(Data items)
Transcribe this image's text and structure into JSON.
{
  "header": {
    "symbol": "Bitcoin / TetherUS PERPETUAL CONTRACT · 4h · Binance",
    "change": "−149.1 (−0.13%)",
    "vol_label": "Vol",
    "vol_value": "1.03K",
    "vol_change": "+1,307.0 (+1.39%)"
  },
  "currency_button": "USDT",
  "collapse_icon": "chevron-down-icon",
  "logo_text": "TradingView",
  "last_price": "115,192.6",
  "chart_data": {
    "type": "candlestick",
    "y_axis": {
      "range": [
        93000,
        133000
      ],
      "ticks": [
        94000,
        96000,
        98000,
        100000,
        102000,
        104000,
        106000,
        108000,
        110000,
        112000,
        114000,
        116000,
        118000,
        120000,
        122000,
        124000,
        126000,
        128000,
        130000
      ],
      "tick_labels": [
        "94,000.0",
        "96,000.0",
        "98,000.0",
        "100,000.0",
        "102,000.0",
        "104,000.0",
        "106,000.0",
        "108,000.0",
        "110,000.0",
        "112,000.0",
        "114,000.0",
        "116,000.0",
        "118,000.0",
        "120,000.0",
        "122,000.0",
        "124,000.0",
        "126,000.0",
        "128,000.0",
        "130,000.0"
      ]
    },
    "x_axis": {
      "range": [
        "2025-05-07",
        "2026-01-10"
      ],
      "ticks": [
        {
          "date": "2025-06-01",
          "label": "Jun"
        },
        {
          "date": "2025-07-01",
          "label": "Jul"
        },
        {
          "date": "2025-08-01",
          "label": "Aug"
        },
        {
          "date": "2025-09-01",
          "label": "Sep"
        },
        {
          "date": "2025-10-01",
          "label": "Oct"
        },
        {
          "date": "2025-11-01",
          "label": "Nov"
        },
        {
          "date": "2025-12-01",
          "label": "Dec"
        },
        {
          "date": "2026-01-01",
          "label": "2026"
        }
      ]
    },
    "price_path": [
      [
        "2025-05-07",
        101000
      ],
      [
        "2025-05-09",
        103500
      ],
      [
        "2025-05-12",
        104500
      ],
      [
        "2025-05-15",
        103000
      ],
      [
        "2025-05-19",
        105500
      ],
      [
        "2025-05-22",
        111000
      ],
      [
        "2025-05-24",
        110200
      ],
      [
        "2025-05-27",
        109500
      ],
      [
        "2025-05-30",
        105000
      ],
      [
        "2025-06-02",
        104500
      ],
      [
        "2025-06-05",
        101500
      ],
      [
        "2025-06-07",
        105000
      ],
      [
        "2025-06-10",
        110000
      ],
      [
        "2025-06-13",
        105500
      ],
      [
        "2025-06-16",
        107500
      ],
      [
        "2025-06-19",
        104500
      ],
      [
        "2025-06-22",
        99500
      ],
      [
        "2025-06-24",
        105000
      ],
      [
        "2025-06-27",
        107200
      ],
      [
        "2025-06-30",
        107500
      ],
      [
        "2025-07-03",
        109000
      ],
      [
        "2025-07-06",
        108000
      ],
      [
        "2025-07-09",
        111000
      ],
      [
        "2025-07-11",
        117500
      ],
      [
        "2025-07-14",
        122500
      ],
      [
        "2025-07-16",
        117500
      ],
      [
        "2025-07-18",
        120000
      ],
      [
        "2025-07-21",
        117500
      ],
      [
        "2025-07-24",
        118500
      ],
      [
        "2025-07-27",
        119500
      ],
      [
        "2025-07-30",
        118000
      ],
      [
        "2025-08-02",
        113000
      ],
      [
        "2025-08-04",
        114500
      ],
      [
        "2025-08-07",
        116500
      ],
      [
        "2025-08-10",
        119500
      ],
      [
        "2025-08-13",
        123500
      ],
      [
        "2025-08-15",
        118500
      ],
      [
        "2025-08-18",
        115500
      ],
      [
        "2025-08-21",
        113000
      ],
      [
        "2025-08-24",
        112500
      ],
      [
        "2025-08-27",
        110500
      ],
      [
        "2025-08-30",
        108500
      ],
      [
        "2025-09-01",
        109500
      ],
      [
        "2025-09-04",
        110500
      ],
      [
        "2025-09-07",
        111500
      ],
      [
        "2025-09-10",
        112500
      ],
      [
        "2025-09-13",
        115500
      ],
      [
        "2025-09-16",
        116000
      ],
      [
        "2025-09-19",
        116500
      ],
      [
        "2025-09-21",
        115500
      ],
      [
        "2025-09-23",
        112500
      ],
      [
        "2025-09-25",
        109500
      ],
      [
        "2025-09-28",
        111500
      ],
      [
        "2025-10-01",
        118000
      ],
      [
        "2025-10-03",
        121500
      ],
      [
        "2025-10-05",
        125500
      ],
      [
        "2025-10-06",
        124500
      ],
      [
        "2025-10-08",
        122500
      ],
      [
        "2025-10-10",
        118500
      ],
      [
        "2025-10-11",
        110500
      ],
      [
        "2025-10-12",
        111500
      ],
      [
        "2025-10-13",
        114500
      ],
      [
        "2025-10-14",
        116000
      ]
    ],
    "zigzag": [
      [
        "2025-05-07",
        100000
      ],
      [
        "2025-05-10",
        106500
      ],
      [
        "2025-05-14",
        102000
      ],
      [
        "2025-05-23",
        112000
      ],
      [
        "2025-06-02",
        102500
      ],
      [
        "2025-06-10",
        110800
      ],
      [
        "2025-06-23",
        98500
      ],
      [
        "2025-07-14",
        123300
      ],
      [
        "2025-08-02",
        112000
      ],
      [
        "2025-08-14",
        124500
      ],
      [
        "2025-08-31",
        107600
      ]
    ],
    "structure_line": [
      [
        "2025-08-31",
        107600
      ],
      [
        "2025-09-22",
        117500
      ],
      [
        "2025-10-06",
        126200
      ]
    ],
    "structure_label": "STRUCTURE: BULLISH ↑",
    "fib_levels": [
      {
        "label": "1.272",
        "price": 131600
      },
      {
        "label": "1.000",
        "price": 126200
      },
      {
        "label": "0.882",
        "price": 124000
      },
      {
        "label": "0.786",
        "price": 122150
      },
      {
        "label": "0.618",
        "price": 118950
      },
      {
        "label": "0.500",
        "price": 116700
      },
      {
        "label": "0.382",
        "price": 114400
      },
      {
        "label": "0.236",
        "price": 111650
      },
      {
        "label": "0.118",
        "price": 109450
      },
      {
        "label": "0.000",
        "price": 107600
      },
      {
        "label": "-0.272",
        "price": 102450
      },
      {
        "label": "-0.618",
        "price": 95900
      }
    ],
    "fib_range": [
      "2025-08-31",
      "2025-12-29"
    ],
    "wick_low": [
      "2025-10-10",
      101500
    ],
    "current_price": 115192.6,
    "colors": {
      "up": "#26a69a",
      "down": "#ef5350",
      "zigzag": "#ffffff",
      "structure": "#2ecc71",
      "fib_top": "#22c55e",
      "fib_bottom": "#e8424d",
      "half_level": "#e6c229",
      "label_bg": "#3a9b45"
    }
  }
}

What needs to be done
Extract the listing in its entirety, matching it exactly.

Solution to this exercise
Transcribe this image's text and structure into JSON.
{
  "header": {
    "symbol": "Bitcoin / TetherUS PERPETUAL CONTRACT · 4h · Binance",
    "change": "−149.1 (−0.13%)",
    "vol_label": "Vol",
    "vol_value": "1.03K",
    "vol_change": "+1,307.0 (+1.39%)"
  },
  "currency_button": "USDT",
  "collapse_icon": "chevron-down-icon",
  "logo_text": "TradingView",
  "last_price": "115,192.6",
  "chart_data": {
    "type": "candlestick",
    "y_axis": {
      "range": [
        93000,
        133000
      ],
      "ticks": [
        94000,
        96000,
        98000,
        100000,
        102000,
        104000,
        106000,
        108000,
        110000,
        112000,
        114000,
        116000,
        118000,
        120000,
        122000,
        124000,
        126000,
        128000,
        130000
      ],
      "tick_labels": [
        "94,000.0",
        "96,000.0",
        "98,000.0",
        "100,000.0",
        "102,000.0",
        "104,000.0",
        "106,000.0",
        "108,000.0",
        "110,000.0",
        "112,000.0",
        "114,000.0",
        "116,000.0",
        "118,000.0",
        "120,000.0",
        "122,000.0",
        "124,000.0",
        "126,000.0",
        "128,000.0",
        "130,000.0"
      ]
    },
    "x_axis": {
      "range": [
        "2025-05-07",
        "2026-01-10"
      ],
      "ticks": [
        {
          "date": "2025-06-01",
          "label": "Jun"
        },
        {
          "date": "2025-07-01",
          "label": "Jul"
        },
        {
          "date": "2025-08-01",
          "label": "Aug"
        },
        {
          "date": "2025-09-01",
          "label": "Sep"
        },
        {
          "date": "2025-10-01",
          "label": "Oct"
        },
        {
          "date": "2025-11-01",
          "label": "Nov"
        },
        {
          "date": "2025-12-01",
          "label": "Dec"
        },
        {
          "date": "2026-01-01",
          "label": "2026"
        }
      ]
    },
    "price_path": [
      [
        "2025-05-07",
        101000
      ],
      [
        "2025-05-09",
        103500
      ],
      [
        "2025-05-12",
        104500
      ],
      [
        "2025-05-15",
        103000
      ],
      [
        "2025-05-19",
        105500
      ],
      [
        "2025-05-22",
        111000
      ],
      [
        "2025-05-24",
        110200
      ],
      [
        "2025-05-27",
        109500
      ],
      [
        "2025-05-30",
        105000
      ],
      [
        "2025-06-02",
        104500
      ],
      [
        "2025-06-05",
        101500
      ],
      [
        "2025-06-07",
        105000
      ],
      [
        "2025-06-10",
        110000
      ],
      [
        "2025-06-13",
        105500
      ],
      [
        "2025-06-16",
        107500
      ],
      [
        "2025-06-19",
        104500
      ],
      [
        "2025-06-22",
        99500
      ],
      [
        "2025-06-24",
        105000
      ],
      [
        "2025-06-27",
        107200
      ],
      [
        "2025-06-30",
        107500
      ],
      [
        "2025-07-03",
        109000
      ],
      [
        "2025-07-06",
        108000
      ],
      [
        "2025-07-09",
        111000
      ],
      [
        "2025-07-11",
        117500
      ],
      [
        "2025-07-14",
        122500
      ],
      [
        "2025-07-16",
        117500
      ],
      [
        "2025-07-18",
        120000
      ],
      [
        "2025-07-21",
        117500
      ],
      [
        "2025-07-24",
        118500
      ],
      [
        "2025-07-27",
        119500
      ],
      [
        "2025-07-30",
        118000
      ],
      [
        "2025-08-02",
        113000
      ],
      [
        "2025-08-04",
        114500
      ],
      [
        "2025-08-07",
        116500
      ],
      [
        "2025-08-10",
        119500
      ],
      [
        "2025-08-13",
        123500
      ],
      [
        "2025-08-15",
        118500
      ],
      [
        "2025-08-18",
        115500
      ],
      [
        "2025-08-21",
        113000
      ],
      [
        "2025-08-24",
        112500
      ],
      [
        "2025-08-27",
        110500
      ],
      [
        "2025-08-30",
        108500
      ],
      [
        "2025-09-01",
        109500
      ],
      [
        "2025-09-04",
        110500
      ],
      [
        "2025-09-07",
        111500
      ],
      [
        "2025-09-10",
        112500
      ],
      [
        "2025-09-13",
        115500
      ],
      [
        "2025-09-16",
        116000
      ],
      [
        "2025-09-19",
        116500
      ],
      [
        "2025-09-21",
        115500
      ],
      [
        "2025-09-23",
        112500
      ],
      [
        "2025-09-25",
        109500
      ],
      [
        "2025-09-28",
        111500
      ],
      [
        "2025-10-01",
        118000
      ],
      [
        "2025-10-03",
        121500
      ],
      [
        "2025-10-05",
        125500
      ],
      [
        "2025-10-06",
        124500
      ],
      [
        "2025-10-08",
        122500
      ],
      [
        "2025-10-10",
        118500
      ],
      [
        "2025-10-11",
        110500
      ],
      [
        "2025-10-12",
        111500
      ],
      [
        "2025-10-13",
        114500
      ],
      [
        "2025-10-14",
        116000
      ]
    ],
    "zigzag": [
      [
        "2025-05-07",
        100000
      ],
      [
        "2025-05-10",
        106500
      ],
      [
        "2025-05-14",
        102000
      ],
      [
        "2025-05-23",
        112000
      ],
      [
        "2025-06-02",
        102500
      ],
      [
        "2025-06-10",
        110800
      ],
      [
        "2025-06-23",
        98500
      ],
      [
        "2025-07-14",
        123300
      ],
      [
        "2025-08-02",
        112000
      ],
      [
        "2025-08-14",
        124500
      ],
      [
        "2025-08-31",
        107600
      ]
    ],
    "structure_line": [
      [
        "2025-08-31",
        107600
      ],
      [
        "2025-09-22",
        117500
      ],
      [
        "2025-10-06",
        126200
      ]
    ],
    "structure_label": "STRUCTURE: BULLISH ↑",
    "fib_levels": [
      {
        "label": "1.272",
        "price": 131600
      },
      {
        "label": "1.000",
        "price": 126200
      },
      {
        "label": "0.882",
        "price": 124000
      },
      {
        "label": "0.786",
        "price": 122150
      },
      {
        "label": "0.618",
        "price": 118950
      },
      {
        "label": "0.500",
        "price": 116700
      },
      {
        "label": "0.382",
        "price": 114400
      },
      {
        "label": "0.236",
        "price": 111650
      },
      {
        "label": "0.118",
        "price": 109450
      },
      {
        "label": "0.000",
        "price": 107600
      },
      {
        "label": "-0.272",
        "price": 102450
      },
      {
        "label": "-0.618",
        "price": 95900
      }
    ],
    "fib_range": [
      "2025-08-31",
      "2025-12-29"
    ],
    "wick_low": [
      "2025-10-10",
      101500
    ],
    "current_price": 115192.6,
    "colors": {
      "up": "#26a69a",
      "down": "#ef5350",
      "zigzag": "#ffffff",
      "structure": "#2ecc71",
      "fib_top": "#22c55e",
      "fib_bottom": "#e8424d",
      "half_level": "#e6c229",
      "label_bg": "#3a9b45"
    }
  }
}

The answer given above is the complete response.